**Goal**
Using the listing below, select the lines with the word "dans" and copy them.

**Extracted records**
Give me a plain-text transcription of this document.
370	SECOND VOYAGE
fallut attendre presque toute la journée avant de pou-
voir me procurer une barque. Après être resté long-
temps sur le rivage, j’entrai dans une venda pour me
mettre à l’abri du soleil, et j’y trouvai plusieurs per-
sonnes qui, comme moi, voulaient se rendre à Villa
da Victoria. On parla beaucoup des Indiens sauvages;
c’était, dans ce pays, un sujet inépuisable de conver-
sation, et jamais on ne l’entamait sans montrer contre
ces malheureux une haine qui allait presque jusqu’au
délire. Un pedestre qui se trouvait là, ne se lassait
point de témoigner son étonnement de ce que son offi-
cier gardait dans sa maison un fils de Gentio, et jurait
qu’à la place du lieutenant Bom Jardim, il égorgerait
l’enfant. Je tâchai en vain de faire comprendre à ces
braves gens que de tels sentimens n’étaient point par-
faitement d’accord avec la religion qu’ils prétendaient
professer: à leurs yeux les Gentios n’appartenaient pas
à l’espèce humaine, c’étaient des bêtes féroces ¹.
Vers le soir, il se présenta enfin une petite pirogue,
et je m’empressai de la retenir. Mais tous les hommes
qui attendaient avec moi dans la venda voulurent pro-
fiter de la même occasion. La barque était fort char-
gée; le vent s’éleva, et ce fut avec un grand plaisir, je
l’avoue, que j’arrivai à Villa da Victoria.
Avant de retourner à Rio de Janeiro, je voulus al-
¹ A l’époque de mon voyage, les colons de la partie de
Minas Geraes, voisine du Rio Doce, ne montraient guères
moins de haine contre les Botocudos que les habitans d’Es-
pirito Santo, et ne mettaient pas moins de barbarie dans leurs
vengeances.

**Full response**
temps sur le rivage, j’entrai dans une venda pour me
c’était, dans ce pays, un sujet inépuisable de conver-
cier gardait dans sa maison un fils de Gentio, et jurait
qui attendaient avec moi dans la venda voulurent pro-
pirito Santo, et ne mettaient pas moins de barbarie dans leurs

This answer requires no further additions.